## Goal
Note each line of the listing that contains the string "の作業を行う", and copy it.

-- Begin Data in this exercise --

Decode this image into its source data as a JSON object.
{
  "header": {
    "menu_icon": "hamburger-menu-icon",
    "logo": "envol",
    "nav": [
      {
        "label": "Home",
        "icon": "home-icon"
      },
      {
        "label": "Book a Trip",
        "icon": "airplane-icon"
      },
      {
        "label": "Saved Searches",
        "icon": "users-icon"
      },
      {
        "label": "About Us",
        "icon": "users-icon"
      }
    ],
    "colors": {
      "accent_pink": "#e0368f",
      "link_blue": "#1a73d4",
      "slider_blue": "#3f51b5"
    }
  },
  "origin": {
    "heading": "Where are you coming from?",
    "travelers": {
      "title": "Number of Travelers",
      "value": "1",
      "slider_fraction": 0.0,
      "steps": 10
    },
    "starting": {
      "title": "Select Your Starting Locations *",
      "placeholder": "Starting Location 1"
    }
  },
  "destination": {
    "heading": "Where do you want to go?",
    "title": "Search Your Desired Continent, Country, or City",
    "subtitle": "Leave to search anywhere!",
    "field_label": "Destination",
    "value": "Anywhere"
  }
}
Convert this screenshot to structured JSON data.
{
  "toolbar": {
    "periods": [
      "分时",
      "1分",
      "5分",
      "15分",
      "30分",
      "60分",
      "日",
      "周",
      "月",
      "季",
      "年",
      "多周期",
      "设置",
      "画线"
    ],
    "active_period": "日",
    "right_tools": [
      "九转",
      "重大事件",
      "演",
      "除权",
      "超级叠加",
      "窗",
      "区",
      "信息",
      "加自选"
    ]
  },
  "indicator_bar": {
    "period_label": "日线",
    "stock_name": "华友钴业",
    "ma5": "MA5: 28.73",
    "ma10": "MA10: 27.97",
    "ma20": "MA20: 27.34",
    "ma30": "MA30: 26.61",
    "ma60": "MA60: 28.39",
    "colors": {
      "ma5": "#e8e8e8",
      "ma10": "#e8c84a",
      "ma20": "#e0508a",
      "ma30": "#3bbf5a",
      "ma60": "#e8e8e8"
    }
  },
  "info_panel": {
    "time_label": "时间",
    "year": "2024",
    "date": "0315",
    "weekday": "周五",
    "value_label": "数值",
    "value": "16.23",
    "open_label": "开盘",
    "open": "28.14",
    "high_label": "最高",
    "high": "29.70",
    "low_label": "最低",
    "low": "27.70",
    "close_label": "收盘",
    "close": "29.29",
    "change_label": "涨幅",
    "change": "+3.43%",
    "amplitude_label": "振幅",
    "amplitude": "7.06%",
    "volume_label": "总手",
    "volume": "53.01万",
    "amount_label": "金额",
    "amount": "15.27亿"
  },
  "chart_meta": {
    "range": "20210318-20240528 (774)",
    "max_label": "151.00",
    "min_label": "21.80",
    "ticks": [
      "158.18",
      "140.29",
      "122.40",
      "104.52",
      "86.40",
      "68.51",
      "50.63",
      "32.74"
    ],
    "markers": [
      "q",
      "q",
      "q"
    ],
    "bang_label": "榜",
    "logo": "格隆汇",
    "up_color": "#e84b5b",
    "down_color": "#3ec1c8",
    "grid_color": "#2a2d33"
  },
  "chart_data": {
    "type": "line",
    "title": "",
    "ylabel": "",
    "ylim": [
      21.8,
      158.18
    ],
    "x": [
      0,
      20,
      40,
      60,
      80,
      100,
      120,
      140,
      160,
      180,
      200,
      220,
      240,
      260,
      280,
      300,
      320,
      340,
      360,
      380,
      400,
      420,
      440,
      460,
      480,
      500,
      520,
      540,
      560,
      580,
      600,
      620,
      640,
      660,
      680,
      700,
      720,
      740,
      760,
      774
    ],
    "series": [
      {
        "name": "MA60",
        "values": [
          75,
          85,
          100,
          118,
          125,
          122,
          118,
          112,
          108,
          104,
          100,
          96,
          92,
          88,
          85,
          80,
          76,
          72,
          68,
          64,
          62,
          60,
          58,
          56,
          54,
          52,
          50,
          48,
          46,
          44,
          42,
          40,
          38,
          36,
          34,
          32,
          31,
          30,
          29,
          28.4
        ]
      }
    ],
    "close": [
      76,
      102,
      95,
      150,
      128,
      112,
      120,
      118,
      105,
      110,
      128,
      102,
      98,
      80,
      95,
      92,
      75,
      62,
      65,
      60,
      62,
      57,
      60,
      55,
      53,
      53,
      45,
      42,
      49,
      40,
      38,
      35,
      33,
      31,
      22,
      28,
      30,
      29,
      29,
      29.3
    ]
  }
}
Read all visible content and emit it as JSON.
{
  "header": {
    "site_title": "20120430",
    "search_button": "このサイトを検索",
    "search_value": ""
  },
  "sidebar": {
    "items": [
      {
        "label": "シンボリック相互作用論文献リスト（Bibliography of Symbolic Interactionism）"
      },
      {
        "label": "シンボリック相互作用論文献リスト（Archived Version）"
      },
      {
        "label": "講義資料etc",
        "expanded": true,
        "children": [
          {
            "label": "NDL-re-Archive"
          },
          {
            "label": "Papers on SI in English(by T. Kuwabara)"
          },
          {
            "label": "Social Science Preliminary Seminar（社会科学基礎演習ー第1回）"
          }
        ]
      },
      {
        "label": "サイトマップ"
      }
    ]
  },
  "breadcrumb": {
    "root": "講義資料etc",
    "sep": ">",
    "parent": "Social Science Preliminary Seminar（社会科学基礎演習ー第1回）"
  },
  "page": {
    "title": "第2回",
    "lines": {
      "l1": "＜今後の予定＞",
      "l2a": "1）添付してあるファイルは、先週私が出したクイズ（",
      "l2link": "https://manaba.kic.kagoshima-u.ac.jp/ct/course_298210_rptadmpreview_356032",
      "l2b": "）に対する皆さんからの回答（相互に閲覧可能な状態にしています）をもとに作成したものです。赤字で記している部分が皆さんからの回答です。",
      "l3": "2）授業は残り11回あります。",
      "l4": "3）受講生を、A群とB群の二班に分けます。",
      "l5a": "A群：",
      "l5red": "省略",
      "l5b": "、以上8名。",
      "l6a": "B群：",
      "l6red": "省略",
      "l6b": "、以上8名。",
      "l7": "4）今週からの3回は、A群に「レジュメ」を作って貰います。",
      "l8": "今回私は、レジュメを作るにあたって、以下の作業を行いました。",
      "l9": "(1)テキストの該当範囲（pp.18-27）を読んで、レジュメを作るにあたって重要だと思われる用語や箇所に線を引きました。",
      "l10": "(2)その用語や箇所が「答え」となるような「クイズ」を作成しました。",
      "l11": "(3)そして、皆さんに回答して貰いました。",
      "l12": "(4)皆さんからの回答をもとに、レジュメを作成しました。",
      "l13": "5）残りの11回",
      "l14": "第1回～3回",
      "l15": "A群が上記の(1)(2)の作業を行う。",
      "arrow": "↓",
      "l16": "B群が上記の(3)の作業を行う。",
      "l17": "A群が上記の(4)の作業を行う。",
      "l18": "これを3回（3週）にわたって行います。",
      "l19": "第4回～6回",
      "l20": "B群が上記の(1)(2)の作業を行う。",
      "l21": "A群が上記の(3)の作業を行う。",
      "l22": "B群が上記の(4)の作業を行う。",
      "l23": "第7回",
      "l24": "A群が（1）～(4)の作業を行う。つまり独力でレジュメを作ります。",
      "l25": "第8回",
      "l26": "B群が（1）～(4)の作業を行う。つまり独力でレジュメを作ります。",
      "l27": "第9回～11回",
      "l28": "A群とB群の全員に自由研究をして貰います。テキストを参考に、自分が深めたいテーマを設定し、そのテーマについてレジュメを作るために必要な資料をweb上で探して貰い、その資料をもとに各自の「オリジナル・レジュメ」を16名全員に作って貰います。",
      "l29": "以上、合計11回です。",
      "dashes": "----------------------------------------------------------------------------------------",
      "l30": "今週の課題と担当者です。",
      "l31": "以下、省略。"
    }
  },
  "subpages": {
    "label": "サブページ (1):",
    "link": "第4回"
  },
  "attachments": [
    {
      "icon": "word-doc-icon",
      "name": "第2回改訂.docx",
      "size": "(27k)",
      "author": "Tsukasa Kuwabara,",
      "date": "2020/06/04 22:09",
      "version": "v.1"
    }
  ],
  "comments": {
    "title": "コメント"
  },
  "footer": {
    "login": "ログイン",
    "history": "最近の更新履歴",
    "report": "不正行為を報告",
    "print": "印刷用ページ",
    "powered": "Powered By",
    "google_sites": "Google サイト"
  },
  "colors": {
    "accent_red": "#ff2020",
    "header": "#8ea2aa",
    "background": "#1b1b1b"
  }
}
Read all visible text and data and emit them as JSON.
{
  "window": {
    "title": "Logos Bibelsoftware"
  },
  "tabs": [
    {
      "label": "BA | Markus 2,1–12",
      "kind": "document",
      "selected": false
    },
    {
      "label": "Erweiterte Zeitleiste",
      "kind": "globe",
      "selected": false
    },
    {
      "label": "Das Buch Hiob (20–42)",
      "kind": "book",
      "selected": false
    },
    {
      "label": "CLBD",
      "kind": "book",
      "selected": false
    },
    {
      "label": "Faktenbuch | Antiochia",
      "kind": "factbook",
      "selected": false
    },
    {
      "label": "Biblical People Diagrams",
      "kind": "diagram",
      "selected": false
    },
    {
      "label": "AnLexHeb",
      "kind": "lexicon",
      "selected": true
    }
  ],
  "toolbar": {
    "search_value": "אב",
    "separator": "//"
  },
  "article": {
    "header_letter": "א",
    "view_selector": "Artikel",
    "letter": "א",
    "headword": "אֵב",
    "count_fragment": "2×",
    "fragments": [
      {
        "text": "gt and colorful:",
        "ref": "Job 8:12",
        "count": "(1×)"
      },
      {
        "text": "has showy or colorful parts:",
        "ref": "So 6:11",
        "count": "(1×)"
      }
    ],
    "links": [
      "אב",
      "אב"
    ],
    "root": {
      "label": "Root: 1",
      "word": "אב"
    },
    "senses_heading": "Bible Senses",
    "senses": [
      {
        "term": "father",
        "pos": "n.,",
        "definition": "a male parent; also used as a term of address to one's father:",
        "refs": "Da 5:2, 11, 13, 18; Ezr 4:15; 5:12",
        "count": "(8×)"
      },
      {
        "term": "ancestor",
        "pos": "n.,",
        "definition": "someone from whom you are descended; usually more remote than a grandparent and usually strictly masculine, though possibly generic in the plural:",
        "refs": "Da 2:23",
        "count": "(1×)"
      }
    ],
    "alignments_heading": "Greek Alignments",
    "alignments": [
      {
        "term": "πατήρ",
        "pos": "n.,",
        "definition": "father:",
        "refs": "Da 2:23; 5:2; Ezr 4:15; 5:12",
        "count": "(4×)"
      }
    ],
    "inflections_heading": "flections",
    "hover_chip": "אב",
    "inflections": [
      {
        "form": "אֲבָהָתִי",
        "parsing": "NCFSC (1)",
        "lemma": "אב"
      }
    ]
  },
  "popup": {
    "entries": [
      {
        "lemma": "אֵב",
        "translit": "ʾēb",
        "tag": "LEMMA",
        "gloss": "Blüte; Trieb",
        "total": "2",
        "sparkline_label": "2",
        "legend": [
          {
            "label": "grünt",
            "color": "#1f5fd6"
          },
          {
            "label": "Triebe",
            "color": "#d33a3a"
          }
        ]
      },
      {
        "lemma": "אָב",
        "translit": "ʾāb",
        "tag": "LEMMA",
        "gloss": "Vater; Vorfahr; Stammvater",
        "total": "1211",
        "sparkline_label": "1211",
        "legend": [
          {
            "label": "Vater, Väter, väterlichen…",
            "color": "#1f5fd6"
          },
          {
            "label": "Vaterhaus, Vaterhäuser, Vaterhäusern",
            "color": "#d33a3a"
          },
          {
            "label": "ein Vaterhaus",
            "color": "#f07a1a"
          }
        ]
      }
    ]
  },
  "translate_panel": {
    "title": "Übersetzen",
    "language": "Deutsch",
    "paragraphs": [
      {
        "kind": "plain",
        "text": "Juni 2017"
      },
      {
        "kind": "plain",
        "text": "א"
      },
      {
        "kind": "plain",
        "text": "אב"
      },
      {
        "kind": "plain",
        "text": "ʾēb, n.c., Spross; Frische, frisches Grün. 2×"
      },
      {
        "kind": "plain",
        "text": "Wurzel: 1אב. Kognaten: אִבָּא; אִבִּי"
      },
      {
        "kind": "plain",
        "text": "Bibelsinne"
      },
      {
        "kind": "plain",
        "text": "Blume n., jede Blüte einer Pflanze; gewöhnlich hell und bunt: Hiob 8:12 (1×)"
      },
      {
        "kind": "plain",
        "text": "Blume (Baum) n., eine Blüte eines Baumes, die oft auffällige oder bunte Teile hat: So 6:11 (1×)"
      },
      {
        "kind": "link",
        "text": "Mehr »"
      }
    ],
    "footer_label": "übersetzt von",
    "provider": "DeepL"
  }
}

-- End Data in this exercise --

## Response to this exercise
      "l15": "A群が上記の(1)(2)の作業を行う。",
      "l16": "B群が上記の(3)の作業を行う。",
      "l17": "A群が上記の(4)の作業を行う。",
      "l20": "B群が上記の(1)(2)の作業を行う。",
      "l21": "A群が上記の(3)の作業を行う。",
      "l22": "B群が上記の(4)の作業を行う。",
      "l24": "A群が（1）～(4)の作業を行う。つまり独力でレジュメを作ります。",
      "l26": "B群が（1）～(4)の作業を行う。つまり独力でレジュメを作ります。",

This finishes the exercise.